The pyroelectric effect is a way to measure thermal radiation

The pyroelectric effect is one of the most efficient ways available for detecting thermal radiation or infrared radiation from the near infrared region (λ>1µm) and above.

Essentially, it is an electrical response a change in light intensity. The change in light intensity produces a change in temperature which in turn produces a potential difference across a crystal, which can be dissipated as a pyroelectric current and then amplified into a useful signal.

The pyroelectric effect occurs in ferroelectric crystals with specific non-symmetric structural properties. At Pyreos, we have a proprietary approach to the careful growth and integration of these crystals onto silicon, to ensure the highest levels of performance, reliability and durability in our sensors.

Pyreos is the worlds only thin film pyroelectric detector supplier

Pyreos is a leader in pyroelectric detectors based on silicon (a mechanically and electrically versatile material). Due to explosive growth in the optics and semiconductor industries and the advance of microelectronic and mechanical system (MEMS) technologies, the class of thin-film pyroelectric detectors have evolved to enable new products in areas as diverse as wearable sensors, hand-held spectrometers, medical gas sensors and industrial flame sensors.

Pyreos’ stronghold in this class of thin-film pyroelectric sensors is well protected by over 25 patent families (100+ patents and counting) and in over 8 territories across the globe. With its custom MEMS pyroelectric sensors, Pyreos continues to innovate and influence in the infrared detection market – just as MEMS sensors have done in other markets.

Document layout analysis data:

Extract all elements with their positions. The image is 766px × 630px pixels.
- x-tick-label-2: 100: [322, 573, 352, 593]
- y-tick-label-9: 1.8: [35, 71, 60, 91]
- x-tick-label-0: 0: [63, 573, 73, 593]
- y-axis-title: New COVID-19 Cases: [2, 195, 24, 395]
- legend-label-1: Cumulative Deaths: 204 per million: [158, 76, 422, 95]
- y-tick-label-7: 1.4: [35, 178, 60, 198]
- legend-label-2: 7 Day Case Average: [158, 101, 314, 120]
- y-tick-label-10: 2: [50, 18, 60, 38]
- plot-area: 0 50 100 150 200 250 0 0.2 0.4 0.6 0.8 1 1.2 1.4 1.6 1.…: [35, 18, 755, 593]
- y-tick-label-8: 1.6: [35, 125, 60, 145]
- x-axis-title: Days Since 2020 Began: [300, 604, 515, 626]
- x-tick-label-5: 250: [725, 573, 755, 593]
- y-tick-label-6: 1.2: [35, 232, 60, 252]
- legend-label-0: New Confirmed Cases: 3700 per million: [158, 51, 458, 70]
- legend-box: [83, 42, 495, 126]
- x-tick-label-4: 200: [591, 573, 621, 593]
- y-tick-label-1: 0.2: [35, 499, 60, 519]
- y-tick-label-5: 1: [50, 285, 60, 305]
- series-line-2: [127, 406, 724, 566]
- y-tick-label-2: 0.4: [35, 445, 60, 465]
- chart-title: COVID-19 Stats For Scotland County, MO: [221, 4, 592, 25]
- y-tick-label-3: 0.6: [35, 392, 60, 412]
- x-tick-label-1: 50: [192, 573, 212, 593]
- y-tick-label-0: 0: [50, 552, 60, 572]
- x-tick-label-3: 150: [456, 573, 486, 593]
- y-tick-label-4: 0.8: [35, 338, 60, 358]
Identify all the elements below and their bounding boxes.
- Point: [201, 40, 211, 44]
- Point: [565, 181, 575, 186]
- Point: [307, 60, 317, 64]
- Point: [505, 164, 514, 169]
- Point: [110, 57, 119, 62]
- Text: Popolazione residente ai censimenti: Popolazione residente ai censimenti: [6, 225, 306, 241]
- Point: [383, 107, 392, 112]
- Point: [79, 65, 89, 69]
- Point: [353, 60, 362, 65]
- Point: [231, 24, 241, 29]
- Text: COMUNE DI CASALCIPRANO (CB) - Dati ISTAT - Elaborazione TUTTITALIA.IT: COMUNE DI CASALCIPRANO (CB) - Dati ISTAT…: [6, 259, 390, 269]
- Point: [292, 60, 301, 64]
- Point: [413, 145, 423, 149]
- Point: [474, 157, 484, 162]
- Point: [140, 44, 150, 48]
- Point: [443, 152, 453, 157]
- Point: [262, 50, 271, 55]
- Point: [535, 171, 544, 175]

> _Problems and tasks_:
1. According to the text on the pyroelectric effect, in what kind of crystals does the effect occur?
2. Rewrite the text on the pyroelectric effect from "The pyroelectric effect is a" to "in our sensors.", replacing "light intensity" with "radiation intensity".
3. Condense the paragraph of the pyroelectric effect text that begins "Pyreos is a leader in pyroelectric detectors" into a short list that keeps its main facts.

> _Task-by-task outputs_:
1. It occurs in ferroelectric crystals with specific non-symmetric structural properties.

2.
The pyroelectric effect is a way to measure thermal radiation

The pyroelectric effect is one of the most efficient ways available for detecting thermal radiation or infrared radiation from the near infrared region (λ>1µm) and above.

Essentially, it is an electrical response a change in radiation intensity. The change in radiation intensity produces a change in temperature which in turn produces a potential difference across a crystal, which can be dissipated as a pyroelectric current and then amplified into a useful signal.

The pyroelectric effect occurs in ferroelectric crystals with specific non-symmetric structural properties. At Pyreos, we have a proprietary approach to the careful growth and integration of these crystals onto silicon, to ensure the highest levels of performance, reliability and durability in our sensors.

3.
- Pyreos is a leader in pyroelectric detectors based on silicon, a mechanically and electrically versatile material.
- Explosive growth in the optics and semiconductor industries and advances in MEMS technologies have driven the evolution of thin-film pyroelectric detectors.
- These detectors enable new products in wearable sensors, hand-held spectrometers, medical gas sensors and industrial flame sensors.